■ Work to be completed ■
Single out the lines of the material that contain "charge" and copy them.

■ Task material ■
▬▬▬▬▬▬
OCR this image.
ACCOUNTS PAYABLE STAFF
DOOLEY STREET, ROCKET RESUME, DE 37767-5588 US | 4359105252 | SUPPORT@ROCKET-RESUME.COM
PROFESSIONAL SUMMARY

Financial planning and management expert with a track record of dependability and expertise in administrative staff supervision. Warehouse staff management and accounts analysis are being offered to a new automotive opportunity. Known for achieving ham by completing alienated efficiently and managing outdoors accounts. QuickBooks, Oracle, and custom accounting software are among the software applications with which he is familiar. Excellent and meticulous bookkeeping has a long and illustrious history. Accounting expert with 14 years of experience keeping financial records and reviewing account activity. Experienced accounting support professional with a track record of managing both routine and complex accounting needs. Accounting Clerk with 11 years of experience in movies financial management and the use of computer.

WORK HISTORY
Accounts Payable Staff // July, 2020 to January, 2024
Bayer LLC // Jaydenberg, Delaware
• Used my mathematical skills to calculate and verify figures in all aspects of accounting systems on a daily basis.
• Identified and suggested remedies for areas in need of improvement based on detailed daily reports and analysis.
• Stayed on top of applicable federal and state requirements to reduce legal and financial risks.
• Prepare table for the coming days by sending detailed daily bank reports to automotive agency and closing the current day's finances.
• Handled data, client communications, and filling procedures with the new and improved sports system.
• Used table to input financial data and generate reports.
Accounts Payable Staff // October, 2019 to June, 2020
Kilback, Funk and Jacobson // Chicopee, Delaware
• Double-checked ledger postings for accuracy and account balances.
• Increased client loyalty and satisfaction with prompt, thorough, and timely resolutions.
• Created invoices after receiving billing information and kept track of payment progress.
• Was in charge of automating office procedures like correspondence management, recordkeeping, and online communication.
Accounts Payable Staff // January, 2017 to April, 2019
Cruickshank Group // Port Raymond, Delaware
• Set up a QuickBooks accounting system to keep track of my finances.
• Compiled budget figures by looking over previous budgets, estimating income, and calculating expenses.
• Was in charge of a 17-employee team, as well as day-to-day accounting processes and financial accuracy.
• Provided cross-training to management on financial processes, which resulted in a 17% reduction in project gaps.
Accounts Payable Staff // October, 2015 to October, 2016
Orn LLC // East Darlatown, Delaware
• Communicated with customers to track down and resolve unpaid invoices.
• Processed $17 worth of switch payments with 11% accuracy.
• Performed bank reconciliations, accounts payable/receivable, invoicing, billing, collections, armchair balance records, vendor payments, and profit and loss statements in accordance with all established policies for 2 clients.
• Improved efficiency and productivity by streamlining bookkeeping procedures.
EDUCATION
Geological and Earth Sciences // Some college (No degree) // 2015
▬▬▬▬▬▬
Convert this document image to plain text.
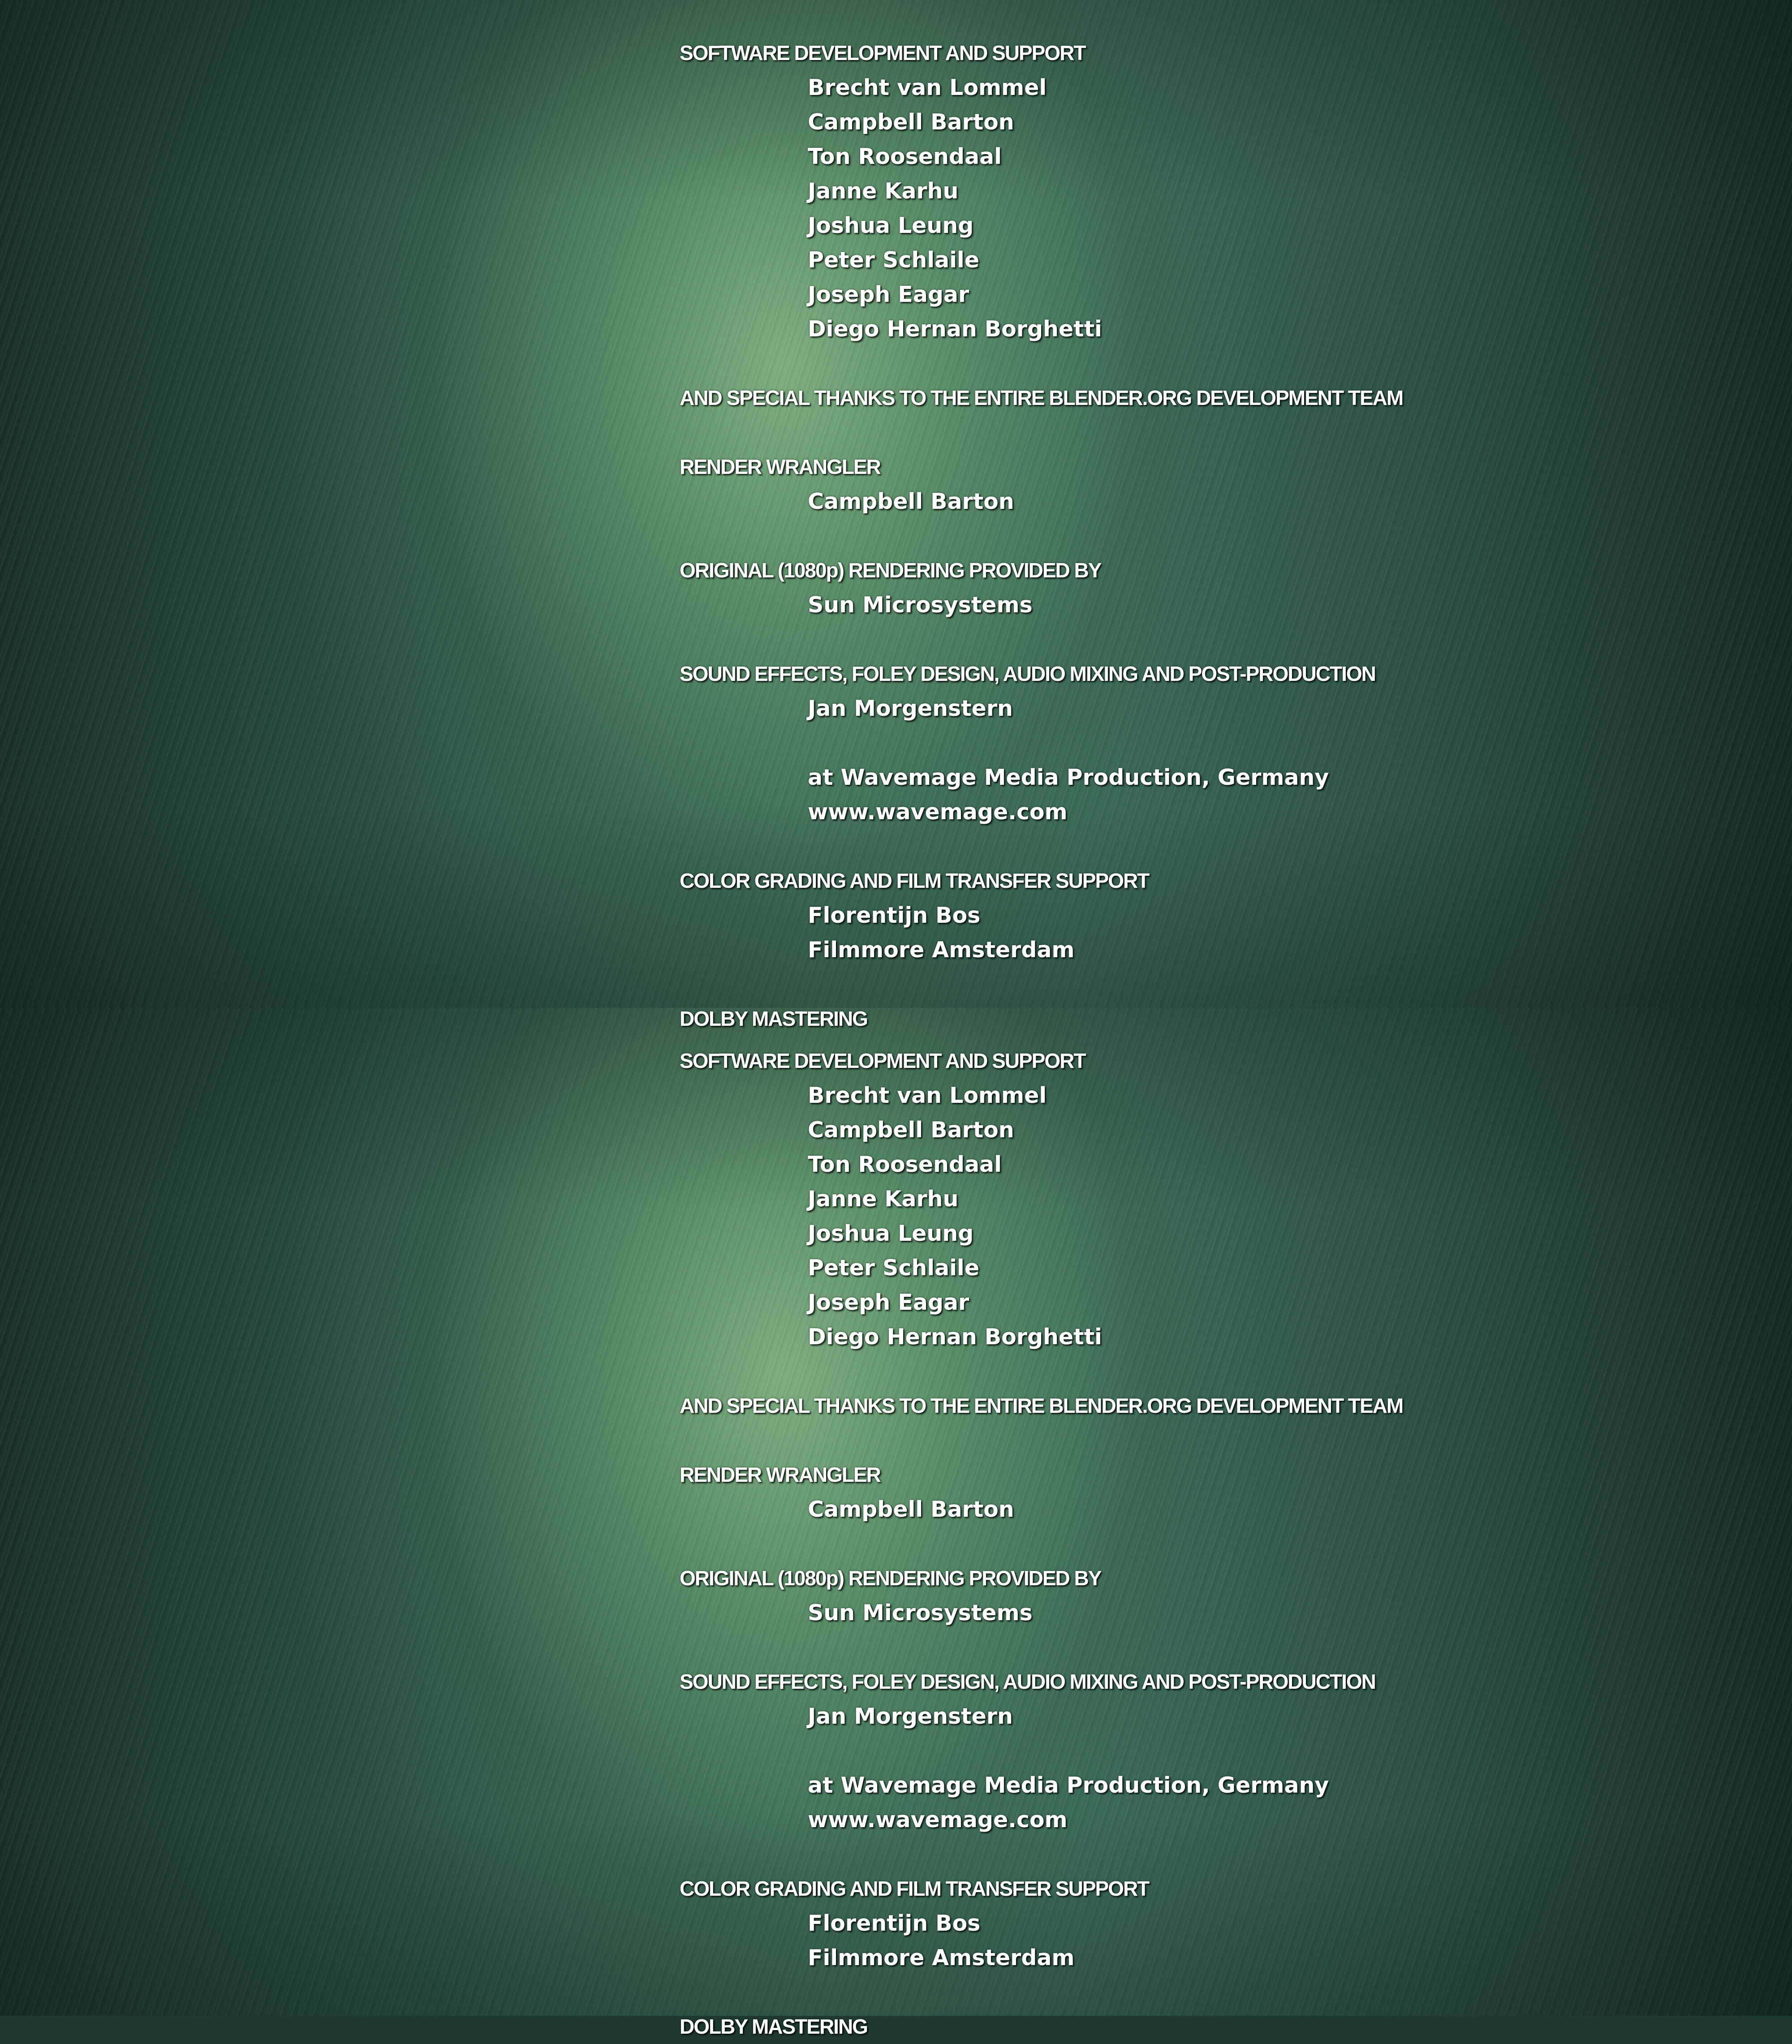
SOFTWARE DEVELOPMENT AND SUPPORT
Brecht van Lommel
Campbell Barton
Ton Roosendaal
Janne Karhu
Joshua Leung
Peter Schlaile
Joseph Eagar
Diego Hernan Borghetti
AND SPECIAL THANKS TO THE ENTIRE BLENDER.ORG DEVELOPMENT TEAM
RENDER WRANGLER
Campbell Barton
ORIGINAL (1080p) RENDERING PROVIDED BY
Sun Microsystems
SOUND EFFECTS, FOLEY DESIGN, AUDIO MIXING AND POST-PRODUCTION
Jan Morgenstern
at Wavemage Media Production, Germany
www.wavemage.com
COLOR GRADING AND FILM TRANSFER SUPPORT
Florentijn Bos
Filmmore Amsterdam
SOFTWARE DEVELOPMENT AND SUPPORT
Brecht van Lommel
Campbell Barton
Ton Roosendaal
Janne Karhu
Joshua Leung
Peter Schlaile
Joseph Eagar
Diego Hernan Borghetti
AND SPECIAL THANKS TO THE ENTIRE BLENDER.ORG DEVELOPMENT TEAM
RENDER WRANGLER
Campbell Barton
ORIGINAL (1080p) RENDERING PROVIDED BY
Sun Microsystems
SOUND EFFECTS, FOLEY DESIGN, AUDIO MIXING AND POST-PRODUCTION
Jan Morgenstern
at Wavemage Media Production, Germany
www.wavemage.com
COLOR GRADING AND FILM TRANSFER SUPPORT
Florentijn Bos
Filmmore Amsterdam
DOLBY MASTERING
▬▬▬▬▬▬
■ Finished task ■
• Was in charge of automating office procedures like correspondence management, recordkeeping, and online communication.
• Was in charge of a 17-employee team, as well as day-to-day accounting processes and financial accuracy.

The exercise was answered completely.